INFORMATION GIVEN below:

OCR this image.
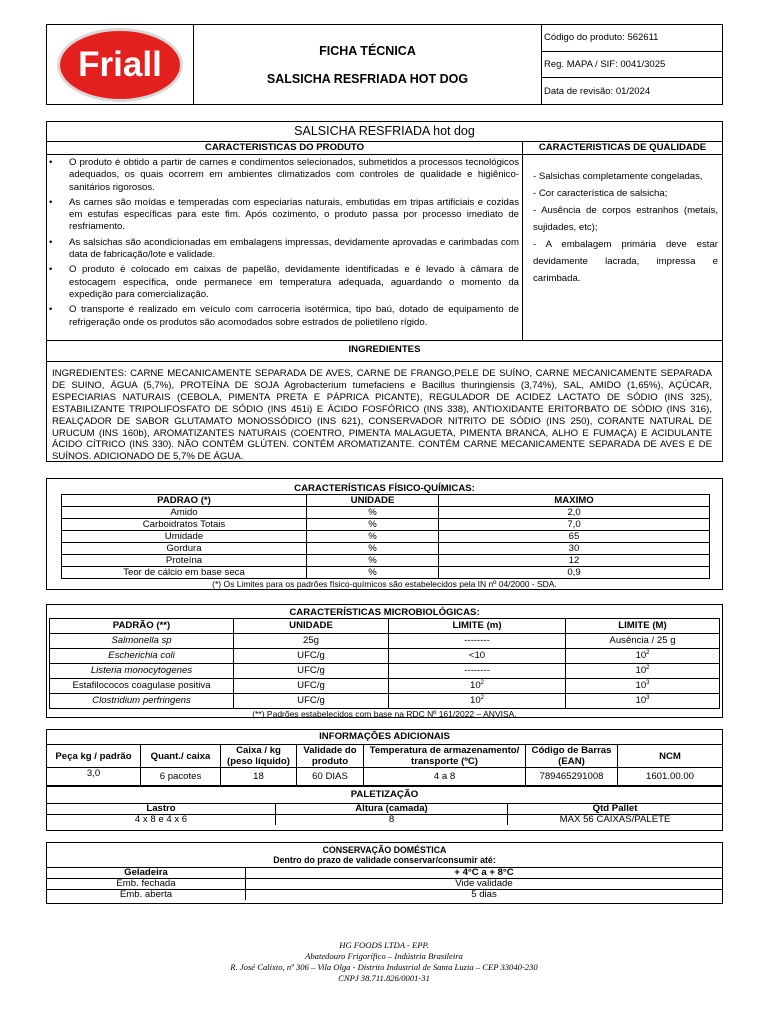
Friall	FICHA TÉCNICA
SALSICHA RESFRIADA HOT DOG
Código do produto: 562611
Reg. MAPA / SIF: 0041/3025
Data de revisão: 01/2024
SALSICHA RESFRIADA hot dog
CARACTERISTICAS DO PRODUTO
• O produto é obtido a partir de carnes e condimentos selecionados, submetidos a processos tecnológicos adequados, os quais ocorrem em ambientes climatizados com controles de qualidade e higiênico-sanitários rigorosos.
• As carnes são moídas e temperadas com especiarias naturais, embutidas em tripas artificiais e cozidas em estufas específicas para este fim. Após cozimento, o produto passa por processo imediato de resfriamento.
• As salsichas são acondicionadas em embalagens impressas, devidamente aprovadas e carimbadas com data de fabricação/lote e validade.
• O produto é colocado em caixas de papelão, devidamente identificadas e é levado à câmara de estocagem específica, onde permanece em temperatura adequada, aguardando o momento da expedição para comercialização.
• O transporte é realizado em veículo com carroceria isotérmica, tipo baú, dotado de equipamento de refrigeração onde os produtos são acomodados sobre estrados de polietileno rígido.
CARACTERISTICAS DE QUALIDADE
- Salsichas completamente congeladas,
- Cor característica de salsicha;
- Ausência de corpos estranhos (metais, sujidades, etc);
- A embalagem primária deve estar devidamente lacrada, impressa e carimbada.
INGREDIENTES
INGREDIENTES: CARNE MECANICAMENTE SEPARADA DE AVES, CARNE DE FRANGO,PELE DE SUÍNO, CARNE MECANICAMENTE SEPARADA DE SUINO, ÁGUA (5,7%), PROTEÍNA DE SOJA Agrobacterium tumefaciens e Bacillus thuringiensis (3,74%), SAL, AMIDO (1,65%), AÇÚCAR, ESPECIARIAS NATURAIS (CEBOLA, PIMENTA PRETA E PÁPRICA PICANTE), REGULADOR DE ACIDEZ LACTATO DE SÓDIO (INS 325), ESTABILIZANTE TRIPOLIFOSFATO DE SÓDIO (INS 451i) E ÁCIDO FOSFÓRICO (INS 338), ANTIOXIDANTE ERITORBATO DE SÓDIO (INS 316), REALÇADOR DE SABOR GLUTAMATO MONOSSÓDICO (INS 621), CONSERVADOR NITRITO DE SÓDIO (INS 250), CORANTE NATURAL DE URUCUM (INS 160b), AROMATIZANTES NATURAIS (COENTRO, PIMENTA MALAGUETA, PIMENTA BRANCA, ALHO E FUMAÇA) E ACIDULANTE ÁCIDO CÍTRICO (INS 330). NÃO CONTÉM GLÚTEN. CONTÉM AROMATIZANTE. CONTÉM CARNE MECANICAMENTE SEPARADA DE AVES E DE SUÍNOS. ADICIONADO DE 5,7% DE ÁGUA.
CARACTERÍSTICAS FÍSICO-QUÍMICAS:
PADRAO (*)	UNIDADE	MAXIMO
Amido	%	2,0
Carboidratos Totais	%	7,0
Umidade	%	65
Gordura	%	30
Proteína	%	12
Teor de cálcio em base seca	%	0,9
(*) Os Limites para os padrões físico-químicos são estabelecidos pela IN nº 04/2000 - SDA.
CARACTERÍSTICAS MICROBIOLÓGICAS:
PADRÃO (**)	UNIDADE	LIMITE (m)	LIMITE (M)
Salmonella sp	25g	--------	Ausência / 25 g
Escherichia coli	UFC/g	<10	$10^2$
Listeria monocytogenes	UFC/g	--------	$10^2$
Estafilococos coagulase positiva	UFC/g	$10^2$	$10^3$
Clostridium perfringens	UFC/g	$10^2$	$10^3$
(**) Padrões estabelecidos com base na RDC Nº 161/2022 – ANVISA.
INFORMAÇÕES ADICIONAIS
Peça kg / padrão	Quant./ caixa	Caixa / kg (peso líquido)	Validade do produto	Temperatura de armazenamento/ transporte (ºC)	Código de Barras (EAN)	NCM
3,0	6 pacotes	18	60 DIAS	4 a 8	789465291008	1601.00.00
PALETIZAÇÃO
Lastro	Altura (camada)	Qtd Pallet
4 x 8 e 4 x 6	8	MAX 56 CAIXAS/PALETE
CONSERVAÇÃO DOMÉSTICA
Dentro do prazo de validade conservar/consumir até:
Geladeira	+ 4°C a + 8°C
Emb. fechada	Vide validade
Emb. aberta	5 dias
HG FOODS LTDA - EPP.
Abatedouro Frigorífico – Indústria Brasileira
R. José Calixto, nº 306 – Vila Olga - Distrito Industrial de Santa Luzia – CEP 33040-230
CNPJ 38.711.826/0001-31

End of INFORMATION GIVEN.

ACTIVITY:
The lines to copy are those above that contain the string "RESFRIADA".

YOUR SOLUTION:
SALSICHA RESFRIADA HOT DOG
SALSICHA RESFRIADA hot dog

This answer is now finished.